Here’s are some excerpts from a speech that Britain’s Deputy Prime Minister Nick Clegg gave this week:

As we tear through the statute book, we’ll do something no government ever has: We will ask you which laws you think should go.

Because thousands of criminal offences were created under the previous government. Taking people’s freedom away didn’t make our streets safe.

Obsessive law-making simply makes criminals out of ordinary people.

So, we’ll get rid of the unnecessary laws – and once they’re gone, they won’t come back. We will introduce a mechanism to block pointless new criminal offences.

The London Telegraph reports the reforms announced:

…will involve the end of the controversial ID cards scheme, the scrapping of universal DNA databases – in which the records of thousands of innocent people have been stored – and restrictions placed on internet records. The use of CCTV cameras will also be reviewed.

Dubbed the “Great Reform Act”, the measures will close down the ContactPoint children’s database. Set up by Labour last year, it includes detailed information on all 11 million youngsters under 18. In addition, schools will not be able to take a child’s fingerprint without parental permission.

In an attempt to protect freedom of speech, ministers will review libel laws, while limits on peaceful protest will be removed.

__Data records__.
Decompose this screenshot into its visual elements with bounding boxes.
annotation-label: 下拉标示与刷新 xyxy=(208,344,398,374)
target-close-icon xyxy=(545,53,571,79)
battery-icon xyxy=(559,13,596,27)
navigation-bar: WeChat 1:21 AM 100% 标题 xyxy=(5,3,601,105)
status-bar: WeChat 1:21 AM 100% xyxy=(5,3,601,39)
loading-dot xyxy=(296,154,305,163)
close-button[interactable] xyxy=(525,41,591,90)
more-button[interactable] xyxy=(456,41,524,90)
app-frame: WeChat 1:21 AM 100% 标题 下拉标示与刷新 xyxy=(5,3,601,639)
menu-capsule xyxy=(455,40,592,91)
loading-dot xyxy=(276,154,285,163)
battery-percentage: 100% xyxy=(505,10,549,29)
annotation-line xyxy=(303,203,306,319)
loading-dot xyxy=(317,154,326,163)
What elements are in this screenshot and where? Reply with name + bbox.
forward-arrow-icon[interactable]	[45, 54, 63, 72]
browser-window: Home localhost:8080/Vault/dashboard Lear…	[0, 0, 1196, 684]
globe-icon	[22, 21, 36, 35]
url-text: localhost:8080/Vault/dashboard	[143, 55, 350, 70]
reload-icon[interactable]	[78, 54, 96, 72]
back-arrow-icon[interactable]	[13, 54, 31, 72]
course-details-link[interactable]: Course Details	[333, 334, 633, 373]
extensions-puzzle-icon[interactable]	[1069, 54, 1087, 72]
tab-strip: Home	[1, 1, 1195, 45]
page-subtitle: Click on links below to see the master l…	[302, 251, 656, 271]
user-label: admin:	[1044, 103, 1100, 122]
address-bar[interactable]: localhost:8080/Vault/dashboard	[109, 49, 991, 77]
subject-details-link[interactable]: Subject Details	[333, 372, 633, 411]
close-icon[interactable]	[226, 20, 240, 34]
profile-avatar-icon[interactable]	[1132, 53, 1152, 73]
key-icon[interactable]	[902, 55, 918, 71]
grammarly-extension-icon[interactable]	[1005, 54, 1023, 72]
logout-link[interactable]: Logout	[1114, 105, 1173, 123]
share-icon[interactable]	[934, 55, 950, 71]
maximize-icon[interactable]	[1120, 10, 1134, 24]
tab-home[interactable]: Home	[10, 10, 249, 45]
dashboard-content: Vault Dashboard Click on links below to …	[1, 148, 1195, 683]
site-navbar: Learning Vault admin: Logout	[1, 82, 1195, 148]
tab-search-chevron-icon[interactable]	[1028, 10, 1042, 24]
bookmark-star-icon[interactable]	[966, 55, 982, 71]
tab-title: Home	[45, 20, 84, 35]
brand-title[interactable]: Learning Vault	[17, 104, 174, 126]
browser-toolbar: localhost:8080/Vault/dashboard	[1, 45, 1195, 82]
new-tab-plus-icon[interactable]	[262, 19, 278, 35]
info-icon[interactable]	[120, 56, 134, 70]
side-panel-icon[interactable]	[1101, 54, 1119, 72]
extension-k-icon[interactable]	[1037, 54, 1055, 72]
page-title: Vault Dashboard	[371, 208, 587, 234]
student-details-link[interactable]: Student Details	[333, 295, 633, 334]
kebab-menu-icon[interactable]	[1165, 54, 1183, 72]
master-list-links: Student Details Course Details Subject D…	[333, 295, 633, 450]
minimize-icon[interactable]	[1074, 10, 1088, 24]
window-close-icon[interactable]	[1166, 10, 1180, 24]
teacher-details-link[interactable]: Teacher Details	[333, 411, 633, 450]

__Activity list__.
1. From the reforms text, list every measure the Telegraph says the reforms include.
2. Answer these questions on the reforms text.
(a) How many youngsters under 18 does the ContactPoint database include information on?
(b) What nickname have the measures been given?
(c) Which newspaper reports the reforms?
3. Please continue the reforms text, starting after its last sentence.
The lines have no connection to the text about the proposed civil liberties reforms.

__Answers to the exercise__.
1.
- Ending the ID cards scheme
- Scrapping universal DNA databases
- Restricting internet records
- Reviewing the use of CCTV cameras
- Closing down the ContactPoint children's database
- Barring schools from taking a child's fingerprint without parental permission
- Reviewing libel laws
- Removing limits on peaceful protest

2.
(a) All 11 million.
(b) The "Great Reform Act."
(c) The London Telegraph.

3.
The measures to repeal so-called surveillance state laws will be included in next week’s Queen’s Speech. Under the coalition agreement, Mr Clegg and David Cameron said they would end “the storage of internet and email regulations and email records without good reason”. This is likely to mean the end of plans for the Government and the security services to intercept and keep emails and text messages.

The £224 million ContactPoint database can be accessed by 300,000 people working in health, education, social care and youth justice – leading to fears it could be exploited or fall into the wrong hands. Mr Clegg will add: “It is outrageous that decent, law-abiding people are regularly treated as if they have something to hide. It has to stop. “This will be a government that is proud when British citizens stand up against illegitimate advances of the state. That values debate, that is unafraid of dissent.”